Work required:
Print each line of the listing once more, precisely as given.

Entries:
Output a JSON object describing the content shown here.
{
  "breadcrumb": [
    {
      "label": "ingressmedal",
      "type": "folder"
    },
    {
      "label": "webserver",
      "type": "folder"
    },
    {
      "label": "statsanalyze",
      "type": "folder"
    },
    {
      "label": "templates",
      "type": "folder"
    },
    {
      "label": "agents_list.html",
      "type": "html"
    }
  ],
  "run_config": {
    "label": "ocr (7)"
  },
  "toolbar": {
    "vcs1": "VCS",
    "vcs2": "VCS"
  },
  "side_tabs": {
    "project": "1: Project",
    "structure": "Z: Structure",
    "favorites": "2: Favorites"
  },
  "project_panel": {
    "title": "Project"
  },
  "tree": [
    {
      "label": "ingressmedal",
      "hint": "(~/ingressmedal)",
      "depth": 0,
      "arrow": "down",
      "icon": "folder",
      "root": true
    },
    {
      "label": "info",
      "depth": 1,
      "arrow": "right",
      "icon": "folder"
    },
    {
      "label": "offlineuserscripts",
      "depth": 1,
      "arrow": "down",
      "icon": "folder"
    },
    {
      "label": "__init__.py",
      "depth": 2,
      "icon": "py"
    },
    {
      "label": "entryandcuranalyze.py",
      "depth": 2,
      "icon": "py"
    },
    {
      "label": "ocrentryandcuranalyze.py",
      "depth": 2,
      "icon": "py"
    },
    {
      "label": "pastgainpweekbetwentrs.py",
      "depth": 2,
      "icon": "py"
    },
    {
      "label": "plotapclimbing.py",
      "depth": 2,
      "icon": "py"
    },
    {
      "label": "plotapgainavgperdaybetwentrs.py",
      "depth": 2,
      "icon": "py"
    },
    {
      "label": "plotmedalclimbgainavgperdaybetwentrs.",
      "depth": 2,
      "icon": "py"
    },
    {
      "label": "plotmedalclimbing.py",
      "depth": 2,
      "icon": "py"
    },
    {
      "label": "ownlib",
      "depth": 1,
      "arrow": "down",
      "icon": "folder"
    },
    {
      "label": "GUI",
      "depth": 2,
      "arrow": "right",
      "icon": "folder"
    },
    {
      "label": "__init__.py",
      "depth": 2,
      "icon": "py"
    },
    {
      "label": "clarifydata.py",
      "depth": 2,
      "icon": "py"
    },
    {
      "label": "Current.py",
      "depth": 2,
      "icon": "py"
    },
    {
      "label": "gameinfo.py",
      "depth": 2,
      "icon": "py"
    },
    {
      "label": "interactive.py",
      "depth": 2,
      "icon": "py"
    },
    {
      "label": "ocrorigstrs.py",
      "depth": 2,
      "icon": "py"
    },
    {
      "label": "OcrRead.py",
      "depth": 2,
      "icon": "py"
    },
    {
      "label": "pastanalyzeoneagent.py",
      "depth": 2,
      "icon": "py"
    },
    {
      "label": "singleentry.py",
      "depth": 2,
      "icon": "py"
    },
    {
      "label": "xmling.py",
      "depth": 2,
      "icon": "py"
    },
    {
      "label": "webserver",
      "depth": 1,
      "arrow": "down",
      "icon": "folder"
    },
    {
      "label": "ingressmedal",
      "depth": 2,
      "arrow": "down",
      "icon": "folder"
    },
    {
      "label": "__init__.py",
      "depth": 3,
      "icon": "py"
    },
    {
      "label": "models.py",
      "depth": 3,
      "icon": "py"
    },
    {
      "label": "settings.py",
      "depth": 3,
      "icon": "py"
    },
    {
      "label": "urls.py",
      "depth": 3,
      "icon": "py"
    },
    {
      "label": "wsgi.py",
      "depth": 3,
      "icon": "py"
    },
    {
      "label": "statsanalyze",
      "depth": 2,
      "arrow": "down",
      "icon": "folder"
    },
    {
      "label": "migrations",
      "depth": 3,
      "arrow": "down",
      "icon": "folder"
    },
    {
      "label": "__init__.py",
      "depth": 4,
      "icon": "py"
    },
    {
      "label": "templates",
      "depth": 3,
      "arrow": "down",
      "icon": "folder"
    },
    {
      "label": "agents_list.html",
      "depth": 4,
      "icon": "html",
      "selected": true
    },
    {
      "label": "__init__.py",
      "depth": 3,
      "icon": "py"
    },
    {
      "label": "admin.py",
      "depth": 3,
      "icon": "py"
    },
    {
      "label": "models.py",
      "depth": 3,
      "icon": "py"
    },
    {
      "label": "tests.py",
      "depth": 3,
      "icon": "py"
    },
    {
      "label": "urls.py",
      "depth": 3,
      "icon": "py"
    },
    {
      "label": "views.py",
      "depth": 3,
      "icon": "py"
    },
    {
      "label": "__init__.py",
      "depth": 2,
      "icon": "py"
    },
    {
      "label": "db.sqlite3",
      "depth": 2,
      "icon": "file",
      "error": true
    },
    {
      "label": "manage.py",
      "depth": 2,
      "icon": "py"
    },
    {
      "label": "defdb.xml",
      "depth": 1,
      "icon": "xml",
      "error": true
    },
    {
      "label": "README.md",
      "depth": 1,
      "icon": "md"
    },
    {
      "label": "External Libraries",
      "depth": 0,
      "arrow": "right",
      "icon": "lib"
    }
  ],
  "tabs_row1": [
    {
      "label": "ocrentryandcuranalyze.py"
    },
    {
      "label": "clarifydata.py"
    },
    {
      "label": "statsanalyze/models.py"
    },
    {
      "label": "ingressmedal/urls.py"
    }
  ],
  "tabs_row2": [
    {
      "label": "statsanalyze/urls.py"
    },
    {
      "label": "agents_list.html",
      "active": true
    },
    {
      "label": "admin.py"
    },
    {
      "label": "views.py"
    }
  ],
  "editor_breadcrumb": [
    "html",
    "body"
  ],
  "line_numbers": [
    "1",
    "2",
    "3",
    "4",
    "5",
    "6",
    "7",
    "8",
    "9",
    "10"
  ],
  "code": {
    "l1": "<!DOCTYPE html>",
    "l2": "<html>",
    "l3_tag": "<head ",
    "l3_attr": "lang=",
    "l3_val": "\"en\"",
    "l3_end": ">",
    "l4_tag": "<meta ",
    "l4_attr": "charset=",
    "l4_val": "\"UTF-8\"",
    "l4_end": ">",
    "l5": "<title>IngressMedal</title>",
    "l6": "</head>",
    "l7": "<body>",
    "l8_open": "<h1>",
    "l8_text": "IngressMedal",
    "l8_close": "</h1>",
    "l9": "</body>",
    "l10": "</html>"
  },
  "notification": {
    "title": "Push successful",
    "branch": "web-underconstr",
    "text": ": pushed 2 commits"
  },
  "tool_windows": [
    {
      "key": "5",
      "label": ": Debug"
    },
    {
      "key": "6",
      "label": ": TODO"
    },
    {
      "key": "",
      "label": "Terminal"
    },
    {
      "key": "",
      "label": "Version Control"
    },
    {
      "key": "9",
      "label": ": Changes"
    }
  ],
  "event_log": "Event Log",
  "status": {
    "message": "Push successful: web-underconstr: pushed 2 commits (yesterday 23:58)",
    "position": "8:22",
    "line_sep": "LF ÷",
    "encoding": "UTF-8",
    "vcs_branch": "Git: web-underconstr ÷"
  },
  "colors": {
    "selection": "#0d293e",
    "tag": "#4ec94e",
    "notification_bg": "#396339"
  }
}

Expected answer:
Output a JSON object describing the content shown here.
{
  "breadcrumb": [
    {
      "label": "ingressmedal",
      "type": "folder"
    },
    {
      "label": "webserver",
      "type": "folder"
    },
    {
      "label": "statsanalyze",
      "type": "folder"
    },
    {
      "label": "templates",
      "type": "folder"
    },
    {
      "label": "agents_list.html",
      "type": "html"
    }
  ],
  "run_config": {
    "label": "ocr (7)"
  },
  "toolbar": {
    "vcs1": "VCS",
    "vcs2": "VCS"
  },
  "side_tabs": {
    "project": "1: Project",
    "structure": "Z: Structure",
    "favorites": "2: Favorites"
  },
  "project_panel": {
    "title": "Project"
  },
  "tree": [
    {
      "label": "ingressmedal",
      "hint": "(~/ingressmedal)",
      "depth": 0,
      "arrow": "down",
      "icon": "folder",
      "root": true
    },
    {
      "label": "info",
      "depth": 1,
      "arrow": "right",
      "icon": "folder"
    },
    {
      "label": "offlineuserscripts",
      "depth": 1,
      "arrow": "down",
      "icon": "folder"
    },
    {
      "label": "__init__.py",
      "depth": 2,
      "icon": "py"
    },
    {
      "label": "entryandcuranalyze.py",
      "depth": 2,
      "icon": "py"
    },
    {
      "label": "ocrentryandcuranalyze.py",
      "depth": 2,
      "icon": "py"
    },
    {
      "label": "pastgainpweekbetwentrs.py",
      "depth": 2,
      "icon": "py"
    },
    {
      "label": "plotapclimbing.py",
      "depth": 2,
      "icon": "py"
    },
    {
      "label": "plotapgainavgperdaybetwentrs.py",
      "depth": 2,
      "icon": "py"
    },
    {
      "label": "plotmedalclimbgainavgperdaybetwentrs.",
      "depth": 2,
      "icon": "py"
    },
    {
      "label": "plotmedalclimbing.py",
      "depth": 2,
      "icon": "py"
    },
    {
      "label": "ownlib",
      "depth": 1,
      "arrow": "down",
      "icon": "folder"
    },
    {
      "label": "GUI",
      "depth": 2,
      "arrow": "right",
      "icon": "folder"
    },
    {
      "label": "__init__.py",
      "depth": 2,
      "icon": "py"
    },
    {
      "label": "clarifydata.py",
      "depth": 2,
      "icon": "py"
    },
    {
      "label": "Current.py",
      "depth": 2,
      "icon": "py"
    },
    {
      "label": "gameinfo.py",
      "depth": 2,
      "icon": "py"
    },
    {
      "label": "interactive.py",
      "depth": 2,
      "icon": "py"
    },
    {
      "label": "ocrorigstrs.py",
      "depth": 2,
      "icon": "py"
    },
    {
      "label": "OcrRead.py",
      "depth": 2,
      "icon": "py"
    },
    {
      "label": "pastanalyzeoneagent.py",
      "depth": 2,
      "icon": "py"
    },
    {
      "label": "singleentry.py",
      "depth": 2,
      "icon": "py"
    },
    {
      "label": "xmling.py",
      "depth": 2,
      "icon": "py"
    },
    {
      "label": "webserver",
      "depth": 1,
      "arrow": "down",
      "icon": "folder"
    },
    {
      "label": "ingressmedal",
      "depth": 2,
      "arrow": "down",
      "icon": "folder"
    },
    {
      "label": "__init__.py",
      "depth": 3,
      "icon": "py"
    },
    {
      "label": "models.py",
      "depth": 3,
      "icon": "py"
    },
    {
      "label": "settings.py",
      "depth": 3,
      "icon": "py"
    },
    {
      "label": "urls.py",
      "depth": 3,
      "icon": "py"
    },
    {
      "label": "wsgi.py",
      "depth": 3,
      "icon": "py"
    },
    {
      "label": "statsanalyze",
      "depth": 2,
      "arrow": "down",
      "icon": "folder"
    },
    {
      "label": "migrations",
      "depth": 3,
      "arrow": "down",
      "icon": "folder"
    },
    {
      "label": "__init__.py",
      "depth": 4,
      "icon": "py"
    },
    {
      "label": "templates",
      "depth": 3,
      "arrow": "down",
      "icon": "folder"
    },
    {
      "label": "agents_list.html",
      "depth": 4,
      "icon": "html",
      "selected": true
    },
    {
      "label": "__init__.py",
      "depth": 3,
      "icon": "py"
    },
    {
      "label": "admin.py",
      "depth": 3,
      "icon": "py"
    },
    {
      "label": "models.py",
      "depth": 3,
      "icon": "py"
    },
    {
      "label": "tests.py",
      "depth": 3,
      "icon": "py"
    },
    {
      "label": "urls.py",
      "depth": 3,
      "icon": "py"
    },
    {
      "label": "views.py",
      "depth": 3,
      "icon": "py"
    },
    {
      "label": "__init__.py",
      "depth": 2,
      "icon": "py"
    },
    {
      "label": "db.sqlite3",
      "depth": 2,
      "icon": "file",
      "error": true
    },
    {
      "label": "manage.py",
      "depth": 2,
      "icon": "py"
    },
    {
      "label": "defdb.xml",
      "depth": 1,
      "icon": "xml",
      "error": true
    },
    {
      "label": "README.md",
      "depth": 1,
      "icon": "md"
    },
    {
      "label": "External Libraries",
      "depth": 0,
      "arrow": "right",
      "icon": "lib"
    }
  ],
  "tabs_row1": [
    {
      "label": "ocrentryandcuranalyze.py"
    },
    {
      "label": "clarifydata.py"
    },
    {
      "label": "statsanalyze/models.py"
    },
    {
      "label": "ingressmedal/urls.py"
    }
  ],
  "tabs_row2": [
    {
      "label": "statsanalyze/urls.py"
    },
    {
      "label": "agents_list.html",
      "active": true
    },
    {
      "label": "admin.py"
    },
    {
      "label": "views.py"
    }
  ],
  "editor_breadcrumb": [
    "html",
    "body"
  ],
  "line_numbers": [
    "1",
    "2",
    "3",
    "4",
    "5",
    "6",
    "7",
    "8",
    "9",
    "10"
  ],
  "code": {
    "l1": "<!DOCTYPE html>",
    "l2": "<html>",
    "l3_tag": "<head ",
    "l3_attr": "lang=",
    "l3_val": "\"en\"",
    "l3_end": ">",
    "l4_tag": "<meta ",
    "l4_attr": "charset=",
    "l4_val": "\"UTF-8\"",
    "l4_end": ">",
    "l5": "<title>IngressMedal</title>",
    "l6": "</head>",
    "l7": "<body>",
    "l8_open": "<h1>",
    "l8_text": "IngressMedal",
    "l8_close": "</h1>",
    "l9": "</body>",
    "l10": "</html>"
  },
  "notification": {
    "title": "Push successful",
    "branch": "web-underconstr",
    "text": ": pushed 2 commits"
  },
  "tool_windows": [
    {
      "key": "5",
      "label": ": Debug"
    },
    {
      "key": "6",
      "label": ": TODO"
    },
    {
      "key": "",
      "label": "Terminal"
    },
    {
      "key": "",
      "label": "Version Control"
    },
    {
      "key": "9",
      "label": ": Changes"
    }
  ],
  "event_log": "Event Log",
  "status": {
    "message": "Push successful: web-underconstr: pushed 2 commits (yesterday 23:58)",
    "position": "8:22",
    "line_sep": "LF ÷",
    "encoding": "UTF-8",
    "vcs_branch": "Git: web-underconstr ÷"
  },
  "colors": {
    "selection": "#0d293e",
    "tag": "#4ec94e",
    "notification_bg": "#396339"
  }
}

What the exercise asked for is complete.